**ページ本文:**
◆ ◆ ◆ ◆

札幌の隣に、「北広島市」がありますが、ここは中国地方の広島からの移住者が多くて、そう命名された街なのでしょう。入院中、入院中の同民に、『先祖は、どこの出身ですか?』と、何人もの人に聞くのですが、『さあ〜』と返事が返ってきます。もちろん転勤でやって来て、住み着いた人もいますし、様々なのでしょう。それまで北海道を舞台にした映画やテレビ劇で、主人公が使っていた<北海道弁>を、生(なま)で聞いていました。
旭川の近くで育った方が、二度ほど、カップラーメンを、『夜食で食べると、うまいんだわ!』と言ってくれたのです。この方は、開拓農民のお父さんとお母さんに育てられたと言っていました。『朝起きると、肩のあたりに雪が積もっていたさあ!』と言っていました。貧しく、極寒の中を生きてきた人の《逞しさ》が感じられて、同病、同痛、同不安の時を、2週間ほど一緒に過ごしたのです。
冬場は、雪かきをしないと、道路に出られず、その除雪の仕事をして、ソリやスキーの板を履いて学校に通ったのだそうです。同じ中を生きてきた人と話が合って、懐かしそうに過去を探るようにしておられ、それを側で聞いていたのです。そんな生活でありながら、小中と皆勤だったと、遠慮がちに言っていました。

◆ ◆ ◆ ◆

**作業内容:**
• a. 北海道での入院体験をつづった文のうち、「札幌の隣に、「北広島市」があ」から「生(なま)で聞いていました。」までの部分を、一字も変えずに書き写してください。
• b. 北海道での入院体験をつづった文を、最後の文の後から書き続けてください。
記録は使わなくてもかまいません。

◆ ◆ ◆ ◆

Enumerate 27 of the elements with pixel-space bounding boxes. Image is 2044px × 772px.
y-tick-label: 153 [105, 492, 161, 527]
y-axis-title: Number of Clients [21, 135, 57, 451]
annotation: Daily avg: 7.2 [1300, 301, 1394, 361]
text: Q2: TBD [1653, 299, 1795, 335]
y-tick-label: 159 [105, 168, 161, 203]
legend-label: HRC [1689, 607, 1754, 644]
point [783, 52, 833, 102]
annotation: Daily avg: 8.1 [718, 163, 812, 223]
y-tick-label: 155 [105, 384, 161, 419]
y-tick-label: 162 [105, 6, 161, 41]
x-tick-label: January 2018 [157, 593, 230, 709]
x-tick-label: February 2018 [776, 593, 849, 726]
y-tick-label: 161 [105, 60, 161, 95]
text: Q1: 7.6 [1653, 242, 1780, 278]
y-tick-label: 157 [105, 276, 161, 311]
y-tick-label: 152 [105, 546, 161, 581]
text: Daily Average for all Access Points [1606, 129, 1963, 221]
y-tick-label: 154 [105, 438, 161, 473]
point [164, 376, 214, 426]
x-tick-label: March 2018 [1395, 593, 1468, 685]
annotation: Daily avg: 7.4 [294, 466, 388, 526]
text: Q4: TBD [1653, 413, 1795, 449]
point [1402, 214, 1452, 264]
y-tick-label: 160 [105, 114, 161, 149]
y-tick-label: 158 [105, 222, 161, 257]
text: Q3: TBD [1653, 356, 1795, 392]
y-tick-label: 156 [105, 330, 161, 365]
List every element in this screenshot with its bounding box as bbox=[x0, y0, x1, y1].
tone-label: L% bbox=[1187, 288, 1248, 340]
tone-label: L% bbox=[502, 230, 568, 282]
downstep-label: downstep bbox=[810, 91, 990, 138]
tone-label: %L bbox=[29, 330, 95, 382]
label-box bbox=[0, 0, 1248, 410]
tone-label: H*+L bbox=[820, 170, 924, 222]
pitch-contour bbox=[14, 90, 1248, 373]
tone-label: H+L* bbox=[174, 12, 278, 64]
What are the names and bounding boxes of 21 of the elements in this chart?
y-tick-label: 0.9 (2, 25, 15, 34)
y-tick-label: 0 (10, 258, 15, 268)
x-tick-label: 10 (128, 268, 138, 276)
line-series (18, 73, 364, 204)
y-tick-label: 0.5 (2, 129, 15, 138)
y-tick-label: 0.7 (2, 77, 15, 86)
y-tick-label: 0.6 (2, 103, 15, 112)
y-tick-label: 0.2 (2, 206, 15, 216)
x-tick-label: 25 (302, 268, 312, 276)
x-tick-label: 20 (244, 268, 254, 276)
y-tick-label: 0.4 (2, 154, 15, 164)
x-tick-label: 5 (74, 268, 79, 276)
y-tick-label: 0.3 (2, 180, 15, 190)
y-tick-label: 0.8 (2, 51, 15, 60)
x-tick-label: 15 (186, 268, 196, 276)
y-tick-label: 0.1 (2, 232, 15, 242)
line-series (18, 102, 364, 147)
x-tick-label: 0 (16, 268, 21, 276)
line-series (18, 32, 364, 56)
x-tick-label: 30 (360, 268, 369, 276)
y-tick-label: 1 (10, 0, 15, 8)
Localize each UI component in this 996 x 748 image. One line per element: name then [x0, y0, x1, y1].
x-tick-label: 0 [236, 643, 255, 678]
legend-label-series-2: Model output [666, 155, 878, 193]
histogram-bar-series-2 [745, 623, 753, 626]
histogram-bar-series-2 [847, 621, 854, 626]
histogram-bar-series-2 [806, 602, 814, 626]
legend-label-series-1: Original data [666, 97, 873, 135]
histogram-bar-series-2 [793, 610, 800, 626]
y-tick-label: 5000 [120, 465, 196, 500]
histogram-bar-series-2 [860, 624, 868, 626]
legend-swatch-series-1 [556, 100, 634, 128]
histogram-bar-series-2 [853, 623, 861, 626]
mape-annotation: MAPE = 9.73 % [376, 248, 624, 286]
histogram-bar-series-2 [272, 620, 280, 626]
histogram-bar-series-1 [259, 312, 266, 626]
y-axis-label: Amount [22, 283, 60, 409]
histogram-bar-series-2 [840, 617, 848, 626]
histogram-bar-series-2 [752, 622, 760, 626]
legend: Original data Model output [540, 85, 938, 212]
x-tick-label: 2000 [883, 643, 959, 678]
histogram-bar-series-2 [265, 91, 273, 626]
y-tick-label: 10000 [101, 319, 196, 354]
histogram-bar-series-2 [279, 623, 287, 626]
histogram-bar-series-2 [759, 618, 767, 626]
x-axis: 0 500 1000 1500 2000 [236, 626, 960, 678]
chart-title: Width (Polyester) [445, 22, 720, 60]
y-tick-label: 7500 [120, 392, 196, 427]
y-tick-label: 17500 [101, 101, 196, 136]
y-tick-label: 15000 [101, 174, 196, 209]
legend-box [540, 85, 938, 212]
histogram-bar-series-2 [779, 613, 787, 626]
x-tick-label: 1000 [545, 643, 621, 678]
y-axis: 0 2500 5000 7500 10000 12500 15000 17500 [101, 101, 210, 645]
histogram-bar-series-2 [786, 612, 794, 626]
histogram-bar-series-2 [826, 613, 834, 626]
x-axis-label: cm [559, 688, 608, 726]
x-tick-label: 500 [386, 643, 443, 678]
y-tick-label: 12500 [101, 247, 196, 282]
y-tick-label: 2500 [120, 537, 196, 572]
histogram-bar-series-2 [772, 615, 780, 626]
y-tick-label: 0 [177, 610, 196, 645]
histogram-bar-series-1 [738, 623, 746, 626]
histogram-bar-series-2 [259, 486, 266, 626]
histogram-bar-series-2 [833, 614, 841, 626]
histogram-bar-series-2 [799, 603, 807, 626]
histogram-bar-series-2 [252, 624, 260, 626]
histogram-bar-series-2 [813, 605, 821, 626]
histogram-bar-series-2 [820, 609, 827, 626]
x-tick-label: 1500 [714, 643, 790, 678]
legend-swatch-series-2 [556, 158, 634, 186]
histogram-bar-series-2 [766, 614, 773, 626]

◆ ◆ ◆ ◆

**期待される結果:**
• a.
札幌の隣に、「北広島市」がありますが、ここは中国地方の広島からの移住者が多くて、そう命名された街なのでしょう。入院中、入院中の同民に、『先祖は、どこの出身ですか?』と、何人もの人に聞くのですが、『さあ〜』と返事が返ってきます。もちろん転勤でやって来て、住み着いた人もいますし、様々なのでしょう。それまで北海道を舞台にした映画やテレビ劇で、主人公が使っていた<北海道弁>を、生(なま)で聞いていました。

• b.
ここ栃木の方言は、茨城や福島に近い関係で、それに似ているのです。元ボクサーで、世界チャンピオンだった、ガッツ石松が、俳優に転身して、東北弁風のイントネーションで話していたのを聞いていましたが、彼は東北人ではなく、ここ栃木県の出身なのです。それを聞き覚えていましたので、ラジオ体操仲間のみなさんの口調が、彼に同じなので納得したのです。
この広い関東平野の外れ、栃木県北部の鹿沼市(粟野村)が、ガッツ石松の出身地で、貧しい中で育ったからでしょうか、彼にも逞しさが感じられます。その語り口が、自分が育った東京都下の三多摩の街のものと、とても似ているので驚いたのです。
【参照】youtube「良い夢を見た男(栃木弁)」
そう「べえべえ言葉」で、『行くべえ』、『すんべえ』、『けえるべえ』って言ったのです。神奈川県の海老名あたりから、三多摩、群馬、栃木に連なって、そんな訛りがあるようです。山奥から越して来た時、級友たちの話すことばに驚きました。ちっとも東京らしくない、田舎弁だったからです。